■ Problem to solve
Show every line below where "possible" can be found.

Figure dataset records
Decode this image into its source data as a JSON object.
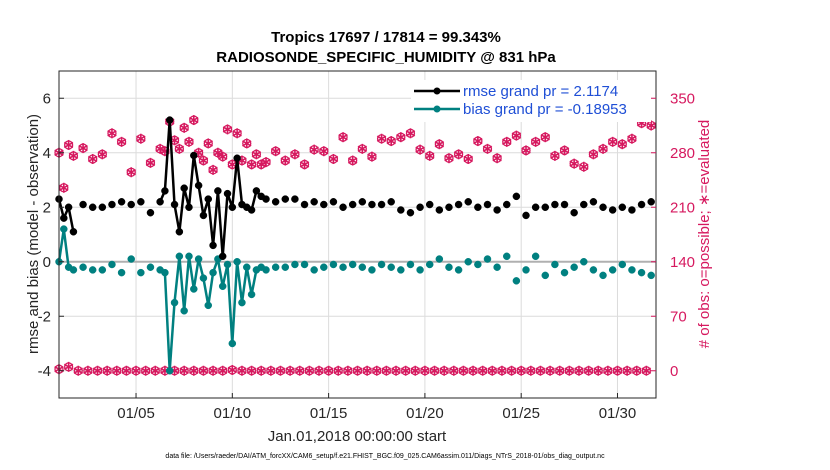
{
  "chart_data": {
    "type": "line",
    "title": "Tropics 17697 / 17814 = 99.343%",
    "subtitle": "RADIOSONDE_SPECIFIC_HUMIDITY @ 831 hPa",
    "xlabel": "Jan.01,2018 00:00:00 start",
    "ylabel": "rmse and bias (model - observation)",
    "y2label": "# of obs: o=possible; ∗=evaluated",
    "footer": "data file: /Users/raeder/DAI/ATM_forcXX/CAM6_setup/f.e21.FHIST_BGC.f09_025.CAM6assim.011/Diags_NTrS_2018-01/obs_diag_output.nc",
    "xlim": [
      1.0,
      32.0
    ],
    "ylim": [
      -5,
      7
    ],
    "y2lim": [
      -35,
      385
    ],
    "x_ticks": [
      5,
      10,
      15,
      20,
      25,
      30
    ],
    "x_tick_labels": [
      "01/05",
      "01/10",
      "01/15",
      "01/20",
      "01/25",
      "01/30"
    ],
    "y_ticks": [
      -4,
      -2,
      0,
      2,
      4,
      6
    ],
    "y_tick_labels": [
      "-4",
      "-2",
      "0",
      "2",
      "4",
      "6"
    ],
    "y2_ticks": [
      0,
      70,
      140,
      210,
      280,
      350
    ],
    "y2_tick_labels": [
      "0",
      "70",
      "140",
      "210",
      "280",
      "350"
    ],
    "zero_line": 0,
    "colors": {
      "rmse": "#000000",
      "bias": "#008080",
      "nobs": "#d6195f",
      "legend_text": "#1f4fd6"
    },
    "series": [
      {
        "name": "rmse grand pr = 2.1174",
        "key": "rmse",
        "x": [
          1.0,
          1.25,
          1.5,
          1.75,
          2.25,
          2.75,
          3.25,
          3.75,
          4.25,
          4.75,
          5.25,
          5.75,
          6.25,
          6.5,
          6.75,
          7.0,
          7.25,
          7.5,
          7.75,
          8.0,
          8.25,
          8.5,
          8.75,
          9.0,
          9.25,
          9.5,
          9.75,
          10.0,
          10.25,
          10.5,
          10.75,
          11.0,
          11.25,
          11.5,
          11.75,
          12.25,
          12.75,
          13.25,
          13.75,
          14.25,
          14.75,
          15.25,
          15.75,
          16.25,
          16.75,
          17.25,
          17.75,
          18.25,
          18.75,
          19.25,
          19.75,
          20.25,
          20.75,
          21.25,
          21.75,
          22.25,
          22.75,
          23.25,
          23.75,
          24.25,
          24.75,
          25.25,
          25.75,
          26.25,
          26.75,
          27.25,
          27.75,
          28.25,
          28.75,
          29.25,
          29.75,
          30.25,
          30.75,
          31.25,
          31.75
        ],
        "values": [
          2.3,
          1.6,
          2.0,
          1.1,
          2.1,
          2.0,
          2.0,
          2.1,
          2.2,
          2.1,
          2.2,
          1.8,
          2.2,
          2.6,
          5.2,
          2.1,
          1.1,
          2.7,
          2.0,
          3.9,
          2.8,
          1.7,
          2.3,
          0.6,
          2.6,
          0.2,
          2.5,
          2.0,
          3.8,
          2.1,
          2.0,
          1.9,
          2.6,
          2.4,
          2.3,
          2.2,
          2.3,
          2.3,
          2.1,
          2.2,
          2.1,
          2.2,
          2.0,
          2.1,
          2.2,
          2.1,
          2.1,
          2.2,
          1.9,
          1.8,
          2.0,
          2.1,
          1.9,
          2.0,
          2.1,
          2.2,
          2.0,
          2.1,
          1.9,
          2.1,
          2.4,
          1.7,
          2.0,
          2.0,
          2.1,
          2.1,
          1.8,
          2.1,
          2.2,
          2.0,
          1.9,
          2.0,
          1.9,
          2.1,
          2.2
        ]
      },
      {
        "name": "bias grand pr = -0.18953",
        "key": "bias",
        "x": [
          1.0,
          1.25,
          1.5,
          1.75,
          2.25,
          2.75,
          3.25,
          3.75,
          4.25,
          4.75,
          5.25,
          5.75,
          6.25,
          6.5,
          6.75,
          7.0,
          7.25,
          7.5,
          7.75,
          8.0,
          8.25,
          8.5,
          8.75,
          9.0,
          9.25,
          9.5,
          9.75,
          10.0,
          10.25,
          10.5,
          10.75,
          11.0,
          11.25,
          11.5,
          11.75,
          12.25,
          12.75,
          13.25,
          13.75,
          14.25,
          14.75,
          15.25,
          15.75,
          16.25,
          16.75,
          17.25,
          17.75,
          18.25,
          18.75,
          19.25,
          19.75,
          20.25,
          20.75,
          21.25,
          21.75,
          22.25,
          22.75,
          23.25,
          23.75,
          24.25,
          24.75,
          25.25,
          25.75,
          26.25,
          26.75,
          27.25,
          27.75,
          28.25,
          28.75,
          29.25,
          29.75,
          30.25,
          30.75,
          31.25,
          31.75
        ],
        "values": [
          0.0,
          1.2,
          -0.2,
          -0.3,
          -0.2,
          -0.3,
          -0.3,
          -0.1,
          -0.4,
          0.1,
          -0.4,
          -0.2,
          -0.3,
          -0.4,
          -4.0,
          -1.5,
          0.2,
          -1.8,
          0.2,
          -1.0,
          0.1,
          -0.6,
          -1.6,
          -0.4,
          0.1,
          -0.9,
          -0.1,
          -3.0,
          0.0,
          -1.5,
          -0.2,
          -1.2,
          -0.3,
          -0.2,
          -0.3,
          -0.2,
          -0.2,
          -0.1,
          -0.1,
          -0.3,
          -0.2,
          -0.1,
          -0.2,
          -0.1,
          -0.2,
          -0.3,
          -0.1,
          -0.2,
          -0.3,
          -0.1,
          -0.3,
          -0.1,
          0.1,
          -0.2,
          -0.3,
          0.0,
          -0.1,
          0.1,
          -0.2,
          0.2,
          -0.7,
          -0.3,
          0.2,
          -0.5,
          -0.1,
          -0.4,
          -0.2,
          0.0,
          -0.3,
          -0.5,
          -0.3,
          -0.1,
          -0.3,
          -0.4,
          -0.5
        ]
      },
      {
        "name": "# of obs (possible / evaluated)",
        "key": "nobs",
        "x": [
          1.0,
          1.25,
          1.5,
          1.75,
          2.25,
          2.75,
          3.25,
          3.75,
          4.25,
          4.75,
          5.25,
          5.75,
          6.25,
          6.5,
          6.75,
          7.0,
          7.25,
          7.5,
          7.75,
          8.0,
          8.25,
          8.5,
          8.75,
          9.0,
          9.25,
          9.5,
          9.75,
          10.0,
          10.25,
          10.5,
          10.75,
          11.0,
          11.25,
          11.5,
          11.75,
          12.25,
          12.75,
          13.25,
          13.75,
          14.25,
          14.75,
          15.25,
          15.75,
          16.25,
          16.75,
          17.25,
          17.75,
          18.25,
          18.75,
          19.25,
          19.75,
          20.25,
          20.75,
          21.25,
          21.75,
          22.25,
          22.75,
          23.25,
          23.75,
          24.25,
          24.75,
          25.25,
          25.75,
          26.25,
          26.75,
          27.25,
          27.75,
          28.25,
          28.75,
          29.25,
          29.75,
          30.25,
          30.75,
          31.25,
          31.75
        ],
        "possible": [
          280,
          235,
          290,
          276,
          286,
          272,
          278,
          305,
          294,
          255,
          298,
          267,
          285,
          282,
          320,
          296,
          285,
          312,
          294,
          322,
          280,
          270,
          292,
          258,
          280,
          275,
          310,
          265,
          305,
          270,
          292,
          265,
          278,
          265,
          268,
          282,
          270,
          278,
          265,
          284,
          282,
          272,
          300,
          270,
          285,
          275,
          298,
          295,
          300,
          305,
          284,
          276,
          291,
          273,
          278,
          272,
          295,
          285,
          273,
          294,
          302,
          283,
          294,
          300,
          276,
          283,
          266,
          262,
          278,
          285,
          294,
          291,
          298,
          318,
          315
        ],
        "evaluated": [
          280,
          235,
          290,
          276,
          286,
          272,
          278,
          305,
          294,
          255,
          298,
          267,
          285,
          282,
          320,
          296,
          285,
          312,
          294,
          322,
          280,
          270,
          292,
          258,
          280,
          275,
          310,
          265,
          305,
          270,
          292,
          265,
          278,
          265,
          268,
          282,
          270,
          278,
          265,
          284,
          282,
          272,
          300,
          270,
          285,
          275,
          298,
          295,
          300,
          305,
          284,
          276,
          291,
          273,
          278,
          272,
          295,
          285,
          273,
          294,
          302,
          283,
          294,
          300,
          276,
          283,
          266,
          262,
          278,
          285,
          294,
          291,
          298,
          318,
          315
        ],
        "bottom_row_x": [
          1.0,
          1.5,
          2.0,
          2.5,
          3.0,
          3.5,
          4.0,
          4.5,
          5.0,
          5.5,
          6.0,
          6.5,
          7.0,
          7.5,
          8.0,
          8.5,
          9.0,
          9.5,
          10.0,
          10.5,
          11.0,
          11.5,
          12.0,
          12.5,
          13.0,
          13.5,
          14.0,
          14.5,
          15.0,
          15.5,
          16.0,
          16.5,
          17.0,
          17.5,
          18.0,
          18.5,
          19.0,
          19.5,
          20.0,
          20.5,
          21.0,
          21.5,
          22.0,
          22.5,
          23.0,
          23.5,
          24.0,
          24.5,
          25.0,
          25.5,
          26.0,
          26.5,
          27.0,
          27.5,
          28.0,
          28.5,
          29.0,
          29.5,
          30.0,
          30.5,
          31.0,
          31.5
        ],
        "bottom_row_values": [
          2,
          5,
          0,
          0,
          0,
          0,
          0,
          0,
          0,
          0,
          0,
          0,
          0,
          0,
          0,
          0,
          0,
          0,
          1,
          0,
          0,
          0,
          0,
          0,
          0,
          0,
          0,
          0,
          0,
          0,
          0,
          0,
          0,
          0,
          0,
          0,
          0,
          0,
          0,
          0,
          0,
          0,
          0,
          0,
          0,
          0,
          0,
          0,
          0,
          0,
          0,
          0,
          0,
          0,
          0,
          0,
          0,
          0,
          0,
          0,
          0,
          0
        ]
      }
    ],
    "legend": [
      "rmse grand pr = 2.1174",
      "bias grand pr = -0.18953"
    ],
    "legend_position": "top-right"
  }
}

■ Correct answer
    "y2label": "# of obs: o=possible; ∗=evaluated",
        "name": "# of obs (possible / evaluated)",
        "possible": [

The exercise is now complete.